TRECHO PARA ANÁLISE
No local também estavam várias crianças com deficiência, de acordo com Fadel Naem, diretor interino do Hospital Al-Ahli, que recebeu os mortos e feridos. Ele contou que a igreja fica a poucos passos do hospital e que a área ao redor vem sendo atingida repetidamente há mais de uma semana.

Entre os mortos estão, segundo a instituição de caridade católica Caritas Jerusalém, um funcionário de Romanelli, de 60 anos, e uma mulher de 84 anos que recebia apoio psicossocial dentro de uma tenda da entidade no complexo da igreja.

Papa pede cessar-fogo

Após o ataque, o Papa Leão 14 renovou nesta quinta-feira seu apelo por um cessar-fogo imediato em Gaza. Em mensagem de condolências às vítimas enviado pelo Cardeal Pietro Parolin, o número 2 do Vaticano, Leão expressou “sua profunda esperança por diálogo, reconciliação e paz duradoura na região”.

Na mensagem, o papa se disse “profundamente triste ao saber da perda de vidas e ferimentos causados pelo ataque militar” e expressou sua proximidade a Romanelli e a toda a paróquia.

Pároco de Gaza, Romanelli era muito próximo do falecido Papa Francisco – desde o início da guerra em Gaza, os dois mantinham conversas frequentes.

MATERIAL EXTRAÍDO
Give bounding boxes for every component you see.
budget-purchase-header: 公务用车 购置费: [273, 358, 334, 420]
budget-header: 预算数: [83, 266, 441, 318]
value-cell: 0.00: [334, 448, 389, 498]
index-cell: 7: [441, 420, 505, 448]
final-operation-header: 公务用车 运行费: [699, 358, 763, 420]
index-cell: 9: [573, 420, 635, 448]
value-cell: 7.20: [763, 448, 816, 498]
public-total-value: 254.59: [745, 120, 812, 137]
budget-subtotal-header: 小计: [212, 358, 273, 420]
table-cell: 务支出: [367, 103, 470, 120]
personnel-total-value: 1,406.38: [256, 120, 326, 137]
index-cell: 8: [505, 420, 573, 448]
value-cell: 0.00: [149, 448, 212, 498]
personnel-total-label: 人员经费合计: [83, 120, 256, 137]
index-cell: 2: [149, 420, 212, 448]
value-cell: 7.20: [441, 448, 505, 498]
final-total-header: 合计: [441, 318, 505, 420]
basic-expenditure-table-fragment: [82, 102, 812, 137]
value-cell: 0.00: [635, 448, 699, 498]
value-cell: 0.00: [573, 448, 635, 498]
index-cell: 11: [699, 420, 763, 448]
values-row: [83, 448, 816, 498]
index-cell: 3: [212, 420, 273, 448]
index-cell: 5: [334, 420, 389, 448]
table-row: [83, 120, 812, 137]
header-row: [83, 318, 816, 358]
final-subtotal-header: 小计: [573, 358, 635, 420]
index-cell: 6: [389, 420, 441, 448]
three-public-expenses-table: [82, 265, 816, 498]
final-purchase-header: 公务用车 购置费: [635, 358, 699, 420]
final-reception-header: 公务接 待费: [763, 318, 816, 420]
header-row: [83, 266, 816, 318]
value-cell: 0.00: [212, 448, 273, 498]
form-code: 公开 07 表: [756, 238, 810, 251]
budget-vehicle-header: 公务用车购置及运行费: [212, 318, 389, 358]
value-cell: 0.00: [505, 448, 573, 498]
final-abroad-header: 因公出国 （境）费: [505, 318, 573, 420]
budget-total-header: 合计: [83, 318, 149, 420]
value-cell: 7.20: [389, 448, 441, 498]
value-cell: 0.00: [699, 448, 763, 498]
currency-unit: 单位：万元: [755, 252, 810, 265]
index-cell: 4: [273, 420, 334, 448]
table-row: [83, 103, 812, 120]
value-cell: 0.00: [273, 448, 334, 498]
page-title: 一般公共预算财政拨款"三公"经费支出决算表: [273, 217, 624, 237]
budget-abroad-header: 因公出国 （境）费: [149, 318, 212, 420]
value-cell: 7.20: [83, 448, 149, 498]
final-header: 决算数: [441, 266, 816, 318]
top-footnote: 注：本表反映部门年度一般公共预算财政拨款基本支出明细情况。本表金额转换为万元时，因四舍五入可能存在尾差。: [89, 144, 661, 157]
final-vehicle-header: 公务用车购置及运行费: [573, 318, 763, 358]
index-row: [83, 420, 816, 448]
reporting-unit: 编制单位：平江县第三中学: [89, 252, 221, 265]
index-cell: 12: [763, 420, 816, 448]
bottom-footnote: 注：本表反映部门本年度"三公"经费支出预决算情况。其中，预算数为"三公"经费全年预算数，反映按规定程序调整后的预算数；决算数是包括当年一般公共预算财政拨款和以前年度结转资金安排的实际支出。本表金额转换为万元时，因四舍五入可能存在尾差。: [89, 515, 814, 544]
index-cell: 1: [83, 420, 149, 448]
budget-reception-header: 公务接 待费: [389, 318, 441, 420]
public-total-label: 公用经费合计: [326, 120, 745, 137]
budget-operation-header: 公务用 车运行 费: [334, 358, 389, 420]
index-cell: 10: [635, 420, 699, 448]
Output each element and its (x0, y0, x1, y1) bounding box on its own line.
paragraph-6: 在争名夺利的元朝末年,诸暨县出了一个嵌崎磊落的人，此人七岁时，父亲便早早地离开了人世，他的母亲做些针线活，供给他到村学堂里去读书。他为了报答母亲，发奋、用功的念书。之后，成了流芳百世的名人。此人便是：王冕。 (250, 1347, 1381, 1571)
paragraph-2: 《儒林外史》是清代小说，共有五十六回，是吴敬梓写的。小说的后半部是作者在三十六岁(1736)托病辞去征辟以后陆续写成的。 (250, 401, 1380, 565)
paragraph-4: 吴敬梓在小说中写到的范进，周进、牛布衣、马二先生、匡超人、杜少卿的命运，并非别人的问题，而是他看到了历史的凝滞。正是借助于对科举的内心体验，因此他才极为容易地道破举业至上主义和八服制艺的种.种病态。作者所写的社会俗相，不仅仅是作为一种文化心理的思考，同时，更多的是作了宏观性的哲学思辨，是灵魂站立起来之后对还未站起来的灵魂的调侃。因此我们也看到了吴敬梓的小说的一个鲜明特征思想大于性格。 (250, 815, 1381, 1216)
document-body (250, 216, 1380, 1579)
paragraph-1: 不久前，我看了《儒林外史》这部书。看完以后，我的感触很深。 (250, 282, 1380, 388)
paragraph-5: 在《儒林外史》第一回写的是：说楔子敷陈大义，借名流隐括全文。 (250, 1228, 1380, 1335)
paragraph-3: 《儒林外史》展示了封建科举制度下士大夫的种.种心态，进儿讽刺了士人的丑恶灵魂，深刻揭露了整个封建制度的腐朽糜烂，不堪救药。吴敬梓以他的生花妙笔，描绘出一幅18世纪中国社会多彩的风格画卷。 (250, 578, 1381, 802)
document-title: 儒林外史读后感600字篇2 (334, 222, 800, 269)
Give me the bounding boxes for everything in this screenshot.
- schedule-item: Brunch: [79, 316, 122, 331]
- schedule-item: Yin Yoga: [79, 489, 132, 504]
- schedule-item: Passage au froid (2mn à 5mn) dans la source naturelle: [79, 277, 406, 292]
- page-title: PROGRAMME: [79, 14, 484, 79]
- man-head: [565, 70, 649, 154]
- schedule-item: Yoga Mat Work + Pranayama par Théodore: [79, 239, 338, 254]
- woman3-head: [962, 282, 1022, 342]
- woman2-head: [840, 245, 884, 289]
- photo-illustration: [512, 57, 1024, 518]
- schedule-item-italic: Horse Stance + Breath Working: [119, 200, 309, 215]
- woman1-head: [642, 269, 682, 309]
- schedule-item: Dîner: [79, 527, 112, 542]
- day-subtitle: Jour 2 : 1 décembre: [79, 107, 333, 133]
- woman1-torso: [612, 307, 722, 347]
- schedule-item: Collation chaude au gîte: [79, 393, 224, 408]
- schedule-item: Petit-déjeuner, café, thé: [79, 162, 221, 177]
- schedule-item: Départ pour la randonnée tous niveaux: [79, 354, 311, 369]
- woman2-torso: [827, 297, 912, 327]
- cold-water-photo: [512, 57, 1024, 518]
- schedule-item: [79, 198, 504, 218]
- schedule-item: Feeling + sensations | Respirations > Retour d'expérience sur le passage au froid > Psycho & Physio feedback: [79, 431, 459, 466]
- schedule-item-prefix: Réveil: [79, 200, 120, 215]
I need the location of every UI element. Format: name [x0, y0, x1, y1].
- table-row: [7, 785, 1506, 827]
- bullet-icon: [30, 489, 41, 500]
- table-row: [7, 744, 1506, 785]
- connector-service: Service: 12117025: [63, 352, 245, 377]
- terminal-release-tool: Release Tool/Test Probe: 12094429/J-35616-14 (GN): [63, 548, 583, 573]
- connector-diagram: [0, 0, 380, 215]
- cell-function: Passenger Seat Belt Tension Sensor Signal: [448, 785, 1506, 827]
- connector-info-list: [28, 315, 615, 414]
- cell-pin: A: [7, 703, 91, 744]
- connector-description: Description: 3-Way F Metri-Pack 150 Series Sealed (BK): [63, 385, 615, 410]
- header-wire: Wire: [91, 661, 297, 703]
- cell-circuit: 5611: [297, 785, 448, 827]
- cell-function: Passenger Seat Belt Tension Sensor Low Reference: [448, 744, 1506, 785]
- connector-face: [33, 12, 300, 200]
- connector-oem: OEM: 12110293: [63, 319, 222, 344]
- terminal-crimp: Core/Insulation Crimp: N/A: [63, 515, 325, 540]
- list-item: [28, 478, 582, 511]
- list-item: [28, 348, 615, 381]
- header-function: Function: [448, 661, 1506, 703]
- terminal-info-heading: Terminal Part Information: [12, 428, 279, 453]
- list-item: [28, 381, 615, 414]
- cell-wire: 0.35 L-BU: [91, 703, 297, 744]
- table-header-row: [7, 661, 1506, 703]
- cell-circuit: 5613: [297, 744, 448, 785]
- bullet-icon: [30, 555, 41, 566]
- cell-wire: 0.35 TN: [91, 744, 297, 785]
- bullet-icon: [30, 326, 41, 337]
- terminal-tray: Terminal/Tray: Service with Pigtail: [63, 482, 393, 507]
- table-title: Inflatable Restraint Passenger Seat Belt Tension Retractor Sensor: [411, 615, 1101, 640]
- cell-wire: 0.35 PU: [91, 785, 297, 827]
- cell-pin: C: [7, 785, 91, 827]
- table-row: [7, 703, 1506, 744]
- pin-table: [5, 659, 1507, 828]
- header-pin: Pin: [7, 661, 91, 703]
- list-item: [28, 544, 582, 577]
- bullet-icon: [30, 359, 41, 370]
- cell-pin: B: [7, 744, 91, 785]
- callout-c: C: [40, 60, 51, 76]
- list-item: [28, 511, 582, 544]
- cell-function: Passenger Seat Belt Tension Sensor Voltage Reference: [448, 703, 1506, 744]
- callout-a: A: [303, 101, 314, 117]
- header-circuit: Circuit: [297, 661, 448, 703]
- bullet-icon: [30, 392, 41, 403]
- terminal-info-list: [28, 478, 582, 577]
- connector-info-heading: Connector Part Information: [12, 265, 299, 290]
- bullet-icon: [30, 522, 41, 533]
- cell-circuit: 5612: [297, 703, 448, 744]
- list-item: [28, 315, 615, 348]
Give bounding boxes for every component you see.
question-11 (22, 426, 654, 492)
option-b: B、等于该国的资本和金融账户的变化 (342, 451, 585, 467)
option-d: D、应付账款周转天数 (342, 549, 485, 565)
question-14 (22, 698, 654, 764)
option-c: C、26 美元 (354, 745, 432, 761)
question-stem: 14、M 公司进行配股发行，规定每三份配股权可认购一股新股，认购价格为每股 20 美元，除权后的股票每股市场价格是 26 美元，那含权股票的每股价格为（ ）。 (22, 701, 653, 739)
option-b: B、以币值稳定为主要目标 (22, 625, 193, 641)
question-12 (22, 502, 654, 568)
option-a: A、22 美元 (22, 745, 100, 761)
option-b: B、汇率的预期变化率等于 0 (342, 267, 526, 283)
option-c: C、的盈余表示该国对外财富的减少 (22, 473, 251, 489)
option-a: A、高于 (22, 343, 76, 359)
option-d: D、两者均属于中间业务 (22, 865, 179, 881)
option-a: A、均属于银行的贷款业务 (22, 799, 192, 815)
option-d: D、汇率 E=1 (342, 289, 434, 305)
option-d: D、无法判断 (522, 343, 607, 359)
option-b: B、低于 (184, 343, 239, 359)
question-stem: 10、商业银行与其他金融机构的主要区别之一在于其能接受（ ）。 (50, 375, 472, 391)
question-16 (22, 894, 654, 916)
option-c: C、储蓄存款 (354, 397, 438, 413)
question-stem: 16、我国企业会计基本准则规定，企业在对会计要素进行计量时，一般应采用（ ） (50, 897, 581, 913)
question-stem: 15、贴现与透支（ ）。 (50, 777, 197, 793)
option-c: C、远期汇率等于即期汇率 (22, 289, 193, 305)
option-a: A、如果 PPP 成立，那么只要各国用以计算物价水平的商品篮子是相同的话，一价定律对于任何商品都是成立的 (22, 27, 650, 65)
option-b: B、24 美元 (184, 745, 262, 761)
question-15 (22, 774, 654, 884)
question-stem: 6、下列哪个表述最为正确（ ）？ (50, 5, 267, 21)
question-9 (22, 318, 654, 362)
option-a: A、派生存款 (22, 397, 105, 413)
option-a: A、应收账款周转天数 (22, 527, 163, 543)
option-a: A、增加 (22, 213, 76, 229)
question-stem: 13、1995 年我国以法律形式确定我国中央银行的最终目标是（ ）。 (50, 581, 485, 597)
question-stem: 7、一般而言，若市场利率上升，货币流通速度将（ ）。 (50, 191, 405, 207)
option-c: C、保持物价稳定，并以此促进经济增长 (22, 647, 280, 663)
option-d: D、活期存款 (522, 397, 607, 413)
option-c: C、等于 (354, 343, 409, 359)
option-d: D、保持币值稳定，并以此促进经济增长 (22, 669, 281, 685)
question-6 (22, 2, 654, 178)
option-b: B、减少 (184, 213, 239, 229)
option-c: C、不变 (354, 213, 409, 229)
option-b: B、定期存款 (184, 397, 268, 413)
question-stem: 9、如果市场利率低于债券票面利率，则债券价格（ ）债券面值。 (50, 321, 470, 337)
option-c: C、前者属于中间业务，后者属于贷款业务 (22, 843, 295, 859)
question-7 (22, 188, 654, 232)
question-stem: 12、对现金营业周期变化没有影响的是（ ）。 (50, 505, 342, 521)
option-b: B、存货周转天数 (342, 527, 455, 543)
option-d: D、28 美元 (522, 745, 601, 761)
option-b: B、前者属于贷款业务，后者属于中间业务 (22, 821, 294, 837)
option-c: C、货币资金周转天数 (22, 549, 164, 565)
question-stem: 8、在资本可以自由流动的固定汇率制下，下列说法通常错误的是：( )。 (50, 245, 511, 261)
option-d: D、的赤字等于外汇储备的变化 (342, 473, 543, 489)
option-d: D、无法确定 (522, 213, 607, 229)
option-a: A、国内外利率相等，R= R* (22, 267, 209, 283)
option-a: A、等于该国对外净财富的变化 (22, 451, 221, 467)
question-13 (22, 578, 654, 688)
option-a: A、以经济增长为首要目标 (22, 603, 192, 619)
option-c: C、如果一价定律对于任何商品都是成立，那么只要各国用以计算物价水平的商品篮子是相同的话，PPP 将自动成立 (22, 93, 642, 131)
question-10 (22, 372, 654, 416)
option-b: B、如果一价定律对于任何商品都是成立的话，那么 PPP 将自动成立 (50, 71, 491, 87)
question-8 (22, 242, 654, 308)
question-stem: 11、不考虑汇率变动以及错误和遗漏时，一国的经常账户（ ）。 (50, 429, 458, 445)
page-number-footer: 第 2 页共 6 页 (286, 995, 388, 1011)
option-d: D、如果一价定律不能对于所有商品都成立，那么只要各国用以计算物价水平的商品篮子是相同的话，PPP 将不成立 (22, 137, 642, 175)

TAREFAS
(A) No texto sobre o ataque à igreja em Gaza, quem enviou a mensagem de condolências do Papa Leão 14 às vítimas?
(B) Prolongue o texto sobre o ataque à igreja em Gaza a partir da frase final.
Não é preciso consultar as entradas.

RESPOSTAS ESCRITAS
(A) O Cardeal Pietro Parolin, o número 2 do Vaticano.

(B)
Israel emite raro pedido de desculpas

As Forças de Defesa de Israel (IDF) disseram estar cientes dos danos causados à igreja e asseguraram que o incidente está sob investigação. O Exército israelense disse fazer “todos os esforços possíveis para mitigar os danos a civis e estruturas civis, incluindo locais religiosos, e lamenta qualquer dano causado a eles.” Em várias ocasiões, Israel acusou militantes do Hamas de operar em áreas civis.

Em um gesto raro, o Ministério do Exterior de Israel publicou um pedido de desculpas nas redes sociais. “Israel expressa profundo pesar pelos danos à Igreja da Sagrada Família na Cidade de Gaza e por qualquer vítima civil” disse a pasta.

A primeira-ministra italiana, Giorgia Meloni, condenou Israel pelo ataque à igreja. “Os ataques à população civil que Israel vem demonstrando há meses são inaceitáveis. Nenhuma ação militar pode justificar tal atitude”, afirmou.

Em comunicado, a Igreja Ortodoxa afirmou que atacar um local sagrado “é uma flagrante afronta à dignidade humana e uma grave violação da santidade da vida e da inviolabilidade de locais religiosos, que deveriam servir como refúgios seguros em tempos de guerra”.

Cerca de 1.200 palestinos cristãos estão em Gaza. Desde o início da guerra, muitos procuraram abrigo nas duas igrejas cristãs do enclave.

Igreja em Gaza tinha linha direta com o papa Francisco

Em meio à destruição em Gaza havia um vislumbre diário de esperança na paróquia da Sagrada Família: um telefonema noturno do papa Francisco. Todos os dias, por volta das 20h, desde o início da guerra, o papa ligava para ter notícias sobre os palestinos abrigados na sede da igreja.

“Ele nos telefonava diariamente, mesmo nos dias mais sombrios, sob bombardeio, quando pessoas estavam sendo mortas e feridas ao nosso redor”, disse Romanelli. Ele, assim como Francisco, é natural de Buenos Aires.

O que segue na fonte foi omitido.